╔══

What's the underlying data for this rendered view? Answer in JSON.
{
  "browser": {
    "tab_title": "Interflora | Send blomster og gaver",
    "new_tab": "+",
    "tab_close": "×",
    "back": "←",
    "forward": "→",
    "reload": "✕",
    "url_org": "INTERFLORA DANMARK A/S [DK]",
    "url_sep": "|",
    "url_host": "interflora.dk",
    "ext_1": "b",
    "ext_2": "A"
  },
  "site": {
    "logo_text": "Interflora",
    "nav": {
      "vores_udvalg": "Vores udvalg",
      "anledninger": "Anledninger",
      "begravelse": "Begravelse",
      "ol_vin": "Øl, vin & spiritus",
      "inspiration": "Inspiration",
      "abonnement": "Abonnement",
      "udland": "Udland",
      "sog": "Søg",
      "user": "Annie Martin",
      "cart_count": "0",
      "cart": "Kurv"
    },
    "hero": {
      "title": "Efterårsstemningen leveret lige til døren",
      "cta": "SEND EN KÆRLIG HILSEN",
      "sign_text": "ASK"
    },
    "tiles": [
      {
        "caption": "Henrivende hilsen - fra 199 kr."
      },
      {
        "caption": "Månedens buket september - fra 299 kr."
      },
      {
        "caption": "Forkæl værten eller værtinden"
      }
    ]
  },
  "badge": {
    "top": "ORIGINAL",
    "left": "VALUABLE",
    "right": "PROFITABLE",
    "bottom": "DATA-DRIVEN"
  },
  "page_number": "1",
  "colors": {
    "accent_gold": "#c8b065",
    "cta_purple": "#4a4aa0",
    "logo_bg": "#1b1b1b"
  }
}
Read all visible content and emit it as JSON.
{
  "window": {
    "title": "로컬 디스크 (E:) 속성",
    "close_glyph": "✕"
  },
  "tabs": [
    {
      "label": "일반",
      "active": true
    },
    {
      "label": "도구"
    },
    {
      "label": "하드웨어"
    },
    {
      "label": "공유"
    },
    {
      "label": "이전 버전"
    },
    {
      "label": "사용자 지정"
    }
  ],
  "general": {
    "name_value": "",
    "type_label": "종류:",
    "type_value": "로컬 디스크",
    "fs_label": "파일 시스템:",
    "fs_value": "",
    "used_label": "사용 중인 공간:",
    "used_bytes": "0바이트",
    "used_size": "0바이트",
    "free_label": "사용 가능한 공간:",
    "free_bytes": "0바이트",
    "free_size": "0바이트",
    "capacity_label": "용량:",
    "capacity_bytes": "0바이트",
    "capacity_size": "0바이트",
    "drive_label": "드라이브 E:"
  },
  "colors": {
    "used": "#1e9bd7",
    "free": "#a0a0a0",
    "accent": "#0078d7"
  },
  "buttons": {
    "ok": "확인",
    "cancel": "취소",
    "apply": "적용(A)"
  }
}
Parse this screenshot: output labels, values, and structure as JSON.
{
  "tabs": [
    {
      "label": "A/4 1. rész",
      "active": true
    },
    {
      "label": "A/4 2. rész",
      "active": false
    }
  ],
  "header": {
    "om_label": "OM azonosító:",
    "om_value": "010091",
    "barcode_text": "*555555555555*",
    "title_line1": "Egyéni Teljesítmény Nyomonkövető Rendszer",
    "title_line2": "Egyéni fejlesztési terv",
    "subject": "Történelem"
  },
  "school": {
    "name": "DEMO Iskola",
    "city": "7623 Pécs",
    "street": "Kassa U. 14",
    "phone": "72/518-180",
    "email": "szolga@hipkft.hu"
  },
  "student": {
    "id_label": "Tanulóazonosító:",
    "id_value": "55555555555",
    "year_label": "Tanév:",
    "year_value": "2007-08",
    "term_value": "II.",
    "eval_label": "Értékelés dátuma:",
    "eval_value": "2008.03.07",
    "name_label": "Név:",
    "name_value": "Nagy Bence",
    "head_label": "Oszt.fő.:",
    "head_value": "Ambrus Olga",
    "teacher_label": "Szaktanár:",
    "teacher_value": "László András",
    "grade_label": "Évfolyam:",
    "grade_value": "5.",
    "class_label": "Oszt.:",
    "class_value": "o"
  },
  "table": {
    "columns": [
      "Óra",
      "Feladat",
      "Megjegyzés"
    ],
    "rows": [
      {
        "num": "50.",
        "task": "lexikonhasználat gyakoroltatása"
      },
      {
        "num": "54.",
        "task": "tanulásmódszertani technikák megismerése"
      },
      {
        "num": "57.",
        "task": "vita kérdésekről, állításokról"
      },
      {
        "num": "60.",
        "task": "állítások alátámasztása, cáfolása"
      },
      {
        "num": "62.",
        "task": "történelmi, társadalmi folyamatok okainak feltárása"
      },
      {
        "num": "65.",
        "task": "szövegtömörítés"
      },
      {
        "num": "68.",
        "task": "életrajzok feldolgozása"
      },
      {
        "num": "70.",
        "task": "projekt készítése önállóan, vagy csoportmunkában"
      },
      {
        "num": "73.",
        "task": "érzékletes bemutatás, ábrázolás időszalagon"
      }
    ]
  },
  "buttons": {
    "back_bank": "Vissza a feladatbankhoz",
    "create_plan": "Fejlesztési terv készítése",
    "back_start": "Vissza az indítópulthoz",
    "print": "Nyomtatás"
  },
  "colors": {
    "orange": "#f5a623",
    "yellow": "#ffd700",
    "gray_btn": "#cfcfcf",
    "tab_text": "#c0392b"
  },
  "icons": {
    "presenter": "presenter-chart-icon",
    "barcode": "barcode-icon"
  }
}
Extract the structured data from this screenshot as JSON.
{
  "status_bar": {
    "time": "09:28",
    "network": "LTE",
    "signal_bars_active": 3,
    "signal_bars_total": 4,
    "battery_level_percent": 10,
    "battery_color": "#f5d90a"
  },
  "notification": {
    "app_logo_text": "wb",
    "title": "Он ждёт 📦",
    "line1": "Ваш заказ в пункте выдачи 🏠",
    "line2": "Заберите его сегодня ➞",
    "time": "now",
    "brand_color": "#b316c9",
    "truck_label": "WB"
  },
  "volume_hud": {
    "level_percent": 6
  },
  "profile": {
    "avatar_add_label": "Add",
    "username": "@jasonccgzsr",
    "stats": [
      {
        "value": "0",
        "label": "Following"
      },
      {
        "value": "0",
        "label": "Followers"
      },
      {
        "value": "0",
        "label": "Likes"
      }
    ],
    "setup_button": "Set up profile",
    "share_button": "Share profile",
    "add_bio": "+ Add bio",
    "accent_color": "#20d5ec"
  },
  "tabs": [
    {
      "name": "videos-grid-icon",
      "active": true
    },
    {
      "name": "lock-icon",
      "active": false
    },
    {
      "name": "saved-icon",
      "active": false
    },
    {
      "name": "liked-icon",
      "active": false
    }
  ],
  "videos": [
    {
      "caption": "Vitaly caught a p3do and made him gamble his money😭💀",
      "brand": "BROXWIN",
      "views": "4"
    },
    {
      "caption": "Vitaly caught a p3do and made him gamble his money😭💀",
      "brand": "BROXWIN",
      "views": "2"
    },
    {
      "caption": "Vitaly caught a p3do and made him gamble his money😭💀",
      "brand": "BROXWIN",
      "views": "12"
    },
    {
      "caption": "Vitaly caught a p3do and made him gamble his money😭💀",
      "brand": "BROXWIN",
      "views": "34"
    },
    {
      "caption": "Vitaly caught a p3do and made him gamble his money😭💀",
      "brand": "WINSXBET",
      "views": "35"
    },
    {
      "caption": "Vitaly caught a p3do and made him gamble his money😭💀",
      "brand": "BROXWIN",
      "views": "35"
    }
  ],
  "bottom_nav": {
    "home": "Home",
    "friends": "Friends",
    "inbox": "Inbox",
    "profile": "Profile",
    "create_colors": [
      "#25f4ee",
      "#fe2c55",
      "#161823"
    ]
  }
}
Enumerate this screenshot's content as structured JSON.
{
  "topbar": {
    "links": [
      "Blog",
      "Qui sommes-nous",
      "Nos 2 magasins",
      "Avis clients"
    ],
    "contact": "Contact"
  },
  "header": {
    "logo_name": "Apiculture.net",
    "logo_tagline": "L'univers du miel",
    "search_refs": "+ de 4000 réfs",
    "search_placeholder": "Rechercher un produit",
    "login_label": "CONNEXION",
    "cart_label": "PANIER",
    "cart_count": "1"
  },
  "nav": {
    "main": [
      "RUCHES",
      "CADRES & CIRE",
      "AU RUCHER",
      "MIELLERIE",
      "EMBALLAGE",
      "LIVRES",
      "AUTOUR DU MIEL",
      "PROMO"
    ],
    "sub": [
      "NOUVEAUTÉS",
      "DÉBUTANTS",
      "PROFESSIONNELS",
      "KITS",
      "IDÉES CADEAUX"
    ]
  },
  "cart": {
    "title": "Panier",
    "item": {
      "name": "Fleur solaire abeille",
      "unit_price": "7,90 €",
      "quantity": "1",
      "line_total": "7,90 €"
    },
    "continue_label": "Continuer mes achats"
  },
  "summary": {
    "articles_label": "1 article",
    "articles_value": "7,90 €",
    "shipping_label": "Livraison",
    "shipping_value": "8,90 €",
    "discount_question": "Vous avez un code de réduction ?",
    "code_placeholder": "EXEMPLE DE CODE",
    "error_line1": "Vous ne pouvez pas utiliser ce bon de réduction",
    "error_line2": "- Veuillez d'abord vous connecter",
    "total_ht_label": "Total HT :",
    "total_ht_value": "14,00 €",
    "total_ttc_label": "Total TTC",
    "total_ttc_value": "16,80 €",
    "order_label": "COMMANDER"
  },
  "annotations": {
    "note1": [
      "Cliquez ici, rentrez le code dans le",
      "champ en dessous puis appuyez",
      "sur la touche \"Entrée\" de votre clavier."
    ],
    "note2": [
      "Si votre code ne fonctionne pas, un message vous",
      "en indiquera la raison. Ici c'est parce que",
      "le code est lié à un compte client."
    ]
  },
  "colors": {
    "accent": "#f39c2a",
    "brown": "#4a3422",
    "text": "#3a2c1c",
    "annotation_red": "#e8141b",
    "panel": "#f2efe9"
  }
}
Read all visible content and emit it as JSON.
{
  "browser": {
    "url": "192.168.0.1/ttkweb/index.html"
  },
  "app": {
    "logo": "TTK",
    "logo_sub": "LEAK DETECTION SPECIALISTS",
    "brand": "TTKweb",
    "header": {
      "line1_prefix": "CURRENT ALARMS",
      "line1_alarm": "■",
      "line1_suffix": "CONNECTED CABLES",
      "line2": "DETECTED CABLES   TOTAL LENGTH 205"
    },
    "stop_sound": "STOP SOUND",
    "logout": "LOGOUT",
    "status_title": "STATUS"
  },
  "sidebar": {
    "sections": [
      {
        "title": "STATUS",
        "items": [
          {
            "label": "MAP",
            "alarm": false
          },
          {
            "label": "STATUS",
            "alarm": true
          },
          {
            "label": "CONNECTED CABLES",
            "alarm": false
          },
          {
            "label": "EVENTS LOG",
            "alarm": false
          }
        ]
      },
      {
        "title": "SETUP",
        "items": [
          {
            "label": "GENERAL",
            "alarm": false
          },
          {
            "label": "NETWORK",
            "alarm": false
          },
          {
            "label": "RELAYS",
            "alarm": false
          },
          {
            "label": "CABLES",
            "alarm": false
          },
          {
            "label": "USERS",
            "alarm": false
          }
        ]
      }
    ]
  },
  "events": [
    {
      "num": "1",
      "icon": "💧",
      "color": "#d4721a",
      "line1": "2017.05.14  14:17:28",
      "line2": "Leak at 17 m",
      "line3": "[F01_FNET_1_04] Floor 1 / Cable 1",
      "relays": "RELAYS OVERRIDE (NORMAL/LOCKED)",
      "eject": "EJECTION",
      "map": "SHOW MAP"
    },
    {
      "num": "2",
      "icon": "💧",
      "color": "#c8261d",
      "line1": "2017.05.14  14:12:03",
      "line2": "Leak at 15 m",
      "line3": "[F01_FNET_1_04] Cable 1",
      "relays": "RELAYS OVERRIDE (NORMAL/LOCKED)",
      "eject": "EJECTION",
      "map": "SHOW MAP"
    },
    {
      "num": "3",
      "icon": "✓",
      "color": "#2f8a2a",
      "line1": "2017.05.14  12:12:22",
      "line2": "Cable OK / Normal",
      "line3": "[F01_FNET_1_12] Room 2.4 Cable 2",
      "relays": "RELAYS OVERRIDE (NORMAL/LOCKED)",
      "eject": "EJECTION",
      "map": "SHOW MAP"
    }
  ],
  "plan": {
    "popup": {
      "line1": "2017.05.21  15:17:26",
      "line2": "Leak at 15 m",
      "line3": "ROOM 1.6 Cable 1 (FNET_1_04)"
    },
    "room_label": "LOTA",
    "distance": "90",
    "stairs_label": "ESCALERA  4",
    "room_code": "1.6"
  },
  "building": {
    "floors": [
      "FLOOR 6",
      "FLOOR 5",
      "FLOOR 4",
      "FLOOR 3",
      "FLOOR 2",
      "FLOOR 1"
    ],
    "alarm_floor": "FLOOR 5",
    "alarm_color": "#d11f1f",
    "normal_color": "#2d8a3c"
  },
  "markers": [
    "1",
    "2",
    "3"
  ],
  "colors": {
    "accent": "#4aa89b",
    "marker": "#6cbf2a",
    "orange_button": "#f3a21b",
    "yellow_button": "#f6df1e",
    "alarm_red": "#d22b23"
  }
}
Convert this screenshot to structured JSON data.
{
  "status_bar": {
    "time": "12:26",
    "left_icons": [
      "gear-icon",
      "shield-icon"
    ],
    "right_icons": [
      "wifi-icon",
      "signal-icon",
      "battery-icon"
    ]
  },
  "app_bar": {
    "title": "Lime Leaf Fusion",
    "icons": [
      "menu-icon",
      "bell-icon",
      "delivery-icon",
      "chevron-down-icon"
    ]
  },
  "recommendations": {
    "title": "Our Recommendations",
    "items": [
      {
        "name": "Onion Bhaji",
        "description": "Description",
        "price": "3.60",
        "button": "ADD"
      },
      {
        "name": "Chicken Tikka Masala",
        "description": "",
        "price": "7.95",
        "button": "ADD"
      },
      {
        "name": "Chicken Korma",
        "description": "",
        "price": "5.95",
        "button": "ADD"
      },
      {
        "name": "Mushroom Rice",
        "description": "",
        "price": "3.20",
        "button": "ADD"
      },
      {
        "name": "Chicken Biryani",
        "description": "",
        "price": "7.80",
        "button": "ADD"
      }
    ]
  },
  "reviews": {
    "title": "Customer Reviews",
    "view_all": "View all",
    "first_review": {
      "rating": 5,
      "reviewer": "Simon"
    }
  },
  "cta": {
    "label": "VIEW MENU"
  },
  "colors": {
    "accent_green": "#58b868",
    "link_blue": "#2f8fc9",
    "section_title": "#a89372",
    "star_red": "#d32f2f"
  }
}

╚══

▸ Your objective:
Among the entries above, how many lines hold the string "Vissza"? Give the number by itself.

▸ Written solution:
2